**Data records:**

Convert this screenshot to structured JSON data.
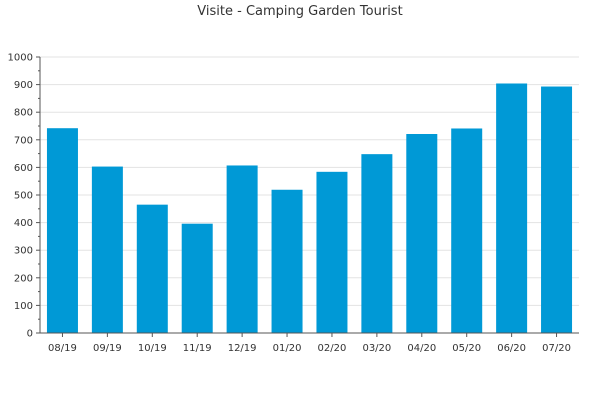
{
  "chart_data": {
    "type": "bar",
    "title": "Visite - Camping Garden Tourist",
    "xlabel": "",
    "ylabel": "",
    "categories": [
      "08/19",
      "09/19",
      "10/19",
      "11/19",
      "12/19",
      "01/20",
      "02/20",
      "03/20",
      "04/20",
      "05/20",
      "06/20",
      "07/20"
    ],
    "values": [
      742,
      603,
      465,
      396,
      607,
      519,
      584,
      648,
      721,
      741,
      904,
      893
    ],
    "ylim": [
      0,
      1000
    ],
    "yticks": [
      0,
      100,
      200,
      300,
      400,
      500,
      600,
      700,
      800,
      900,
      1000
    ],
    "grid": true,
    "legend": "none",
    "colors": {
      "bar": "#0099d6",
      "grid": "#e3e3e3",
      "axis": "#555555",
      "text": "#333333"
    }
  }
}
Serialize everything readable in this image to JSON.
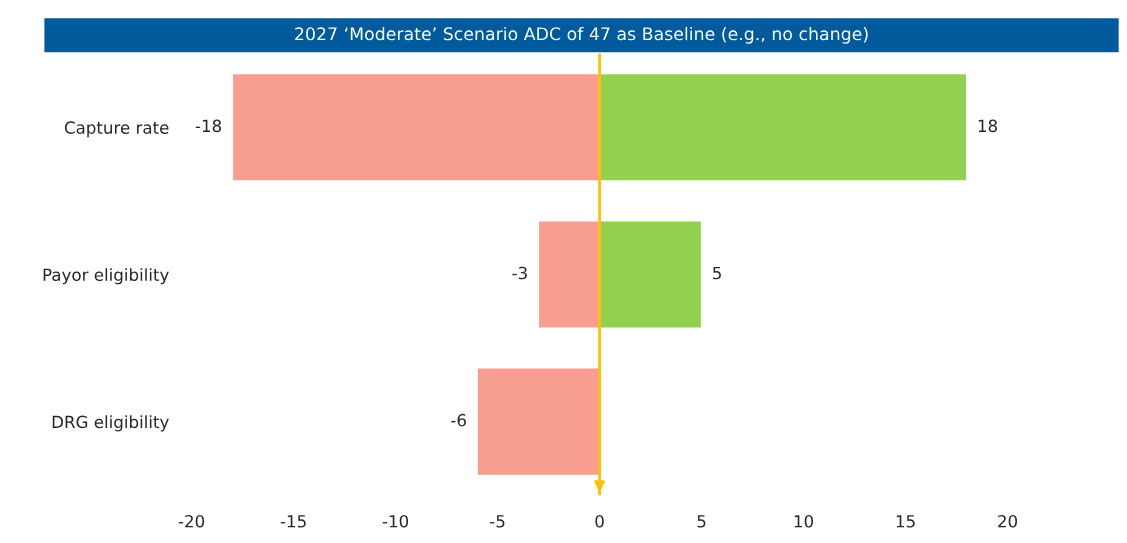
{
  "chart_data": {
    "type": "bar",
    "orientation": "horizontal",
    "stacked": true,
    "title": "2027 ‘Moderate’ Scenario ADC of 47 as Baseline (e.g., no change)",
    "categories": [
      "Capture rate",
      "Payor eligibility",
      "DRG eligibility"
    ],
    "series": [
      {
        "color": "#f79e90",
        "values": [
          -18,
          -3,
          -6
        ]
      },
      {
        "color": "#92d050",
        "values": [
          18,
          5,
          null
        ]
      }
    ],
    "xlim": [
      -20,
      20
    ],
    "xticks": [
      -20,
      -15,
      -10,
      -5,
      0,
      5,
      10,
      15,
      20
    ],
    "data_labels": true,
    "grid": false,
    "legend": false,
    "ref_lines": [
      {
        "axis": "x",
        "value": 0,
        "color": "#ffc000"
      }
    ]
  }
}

**The exercise:**
Every record is to be reproduced exactly, with no pictures included.

**Worked answer:**
Convert this screenshot to structured JSON data.
{
  "chart_data": {
    "type": "bar",
    "title": "Visite - Camping Garden Tourist",
    "xlabel": "",
    "ylabel": "",
    "categories": [
      "08/19",
      "09/19",
      "10/19",
      "11/19",
      "12/19",
      "01/20",
      "02/20",
      "03/20",
      "04/20",
      "05/20",
      "06/20",
      "07/20"
    ],
    "values": [
      742,
      603,
      465,
      396,
      607,
      519,
      584,
      648,
      721,
      741,
      904,
      893
    ],
    "ylim": [
      0,
      1000
    ],
    "yticks": [
      0,
      100,
      200,
      300,
      400,
      500,
      600,
      700,
      800,
      900,
      1000
    ],
    "grid": true,
    "legend": "none",
    "colors": {
      "bar": "#0099d6",
      "grid": "#e3e3e3",
      "axis": "#555555",
      "text": "#333333"
    }
  }
}
Serialize everything readable in this image to JSON.
{
  "chart_data": {
    "type": "bar",
    "orientation": "horizontal",
    "stacked": true,
    "title": "2027 ‘Moderate’ Scenario ADC of 47 as Baseline (e.g., no change)",
    "categories": [
      "Capture rate",
      "Payor eligibility",
      "DRG eligibility"
    ],
    "series": [
      {
        "color": "#f79e90",
        "values": [
          -18,
          -3,
          -6
        ]
      },
      {
        "color": "#92d050",
        "values": [
          18,
          5,
          null
        ]
      }
    ],
    "xlim": [
      -20,
      20
    ],
    "xticks": [
      -20,
      -15,
      -10,
      -5,
      0,
      5,
      10,
      15,
      20
    ],
    "data_labels": true,
    "grid": false,
    "legend": false,
    "ref_lines": [
      {
        "axis": "x",
        "value": 0,
        "color": "#ffc000"
      }
    ]
  }
}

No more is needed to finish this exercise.